[start of SUPPLIED DATA]
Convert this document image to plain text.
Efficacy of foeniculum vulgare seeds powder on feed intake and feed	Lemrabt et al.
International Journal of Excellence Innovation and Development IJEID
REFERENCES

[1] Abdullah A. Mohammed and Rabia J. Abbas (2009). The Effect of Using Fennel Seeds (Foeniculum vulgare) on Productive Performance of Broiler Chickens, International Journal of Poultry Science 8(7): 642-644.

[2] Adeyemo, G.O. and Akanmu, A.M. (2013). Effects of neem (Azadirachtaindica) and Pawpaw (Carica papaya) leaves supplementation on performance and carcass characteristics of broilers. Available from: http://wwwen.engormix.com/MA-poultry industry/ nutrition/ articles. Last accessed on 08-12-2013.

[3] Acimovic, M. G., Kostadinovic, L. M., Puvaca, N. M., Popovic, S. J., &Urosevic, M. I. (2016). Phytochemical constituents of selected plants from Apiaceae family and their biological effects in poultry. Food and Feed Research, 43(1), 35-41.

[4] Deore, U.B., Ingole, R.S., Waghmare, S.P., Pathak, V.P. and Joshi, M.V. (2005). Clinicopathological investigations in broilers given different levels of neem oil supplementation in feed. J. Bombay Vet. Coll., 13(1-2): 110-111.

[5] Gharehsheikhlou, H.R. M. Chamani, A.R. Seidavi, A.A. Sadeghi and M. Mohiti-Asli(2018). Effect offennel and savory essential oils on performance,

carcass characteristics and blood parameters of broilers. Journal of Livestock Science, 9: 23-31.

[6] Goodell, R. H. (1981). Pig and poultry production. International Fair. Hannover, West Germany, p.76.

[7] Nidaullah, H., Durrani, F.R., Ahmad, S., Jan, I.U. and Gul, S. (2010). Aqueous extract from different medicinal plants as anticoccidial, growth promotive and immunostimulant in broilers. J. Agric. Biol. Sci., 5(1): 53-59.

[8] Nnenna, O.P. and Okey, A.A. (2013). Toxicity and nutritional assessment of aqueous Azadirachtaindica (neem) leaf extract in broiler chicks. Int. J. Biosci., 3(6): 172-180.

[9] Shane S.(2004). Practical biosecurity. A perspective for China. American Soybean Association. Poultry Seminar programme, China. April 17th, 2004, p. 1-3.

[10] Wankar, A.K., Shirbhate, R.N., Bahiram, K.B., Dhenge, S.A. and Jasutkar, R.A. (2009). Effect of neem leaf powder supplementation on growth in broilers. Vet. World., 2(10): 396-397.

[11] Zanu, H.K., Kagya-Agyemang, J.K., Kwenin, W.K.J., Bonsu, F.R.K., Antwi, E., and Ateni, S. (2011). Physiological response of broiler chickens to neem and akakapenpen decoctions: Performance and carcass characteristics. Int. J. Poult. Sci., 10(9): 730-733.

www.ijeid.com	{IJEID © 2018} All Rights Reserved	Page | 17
[end of SUPPLIED DATA]
### TASK DIRECTIONS
Copy each line from the data above that includes "broilers".

### RESULT FOR THIS TASK
[2] Adeyemo, G.O. and Akanmu, A.M. (2013). Effects of neem (Azadirachtaindica) and Pawpaw (Carica papaya) leaves supplementation on performance and carcass characteristics of broilers. Available from: http://wwwen.engormix.com/MA-poultry industry/ nutrition/ articles. Last accessed on 08-12-2013.
[4] Deore, U.B., Ingole, R.S., Waghmare, S.P., Pathak, V.P. and Joshi, M.V. (2005). Clinicopathological investigations in broilers given different levels of neem oil supplementation in feed. J. Bombay Vet. Coll., 13(1-2): 110-111.
carcass characteristics and blood parameters of broilers. Journal of Livestock Science, 9: 23-31.
[7] Nidaullah, H., Durrani, F.R., Ahmad, S., Jan, I.U. and Gul, S. (2010). Aqueous extract from different medicinal plants as anticoccidial, growth promotive and immunostimulant in broilers. J. Agric. Biol. Sci., 5(1): 53-59.
[10] Wankar, A.K., Shirbhate, R.N., Bahiram, K.B., Dhenge, S.A. and Jasutkar, R.A. (2009). Effect of neem leaf powder supplementation on growth in broilers. Vet. World., 2(10): 396-397.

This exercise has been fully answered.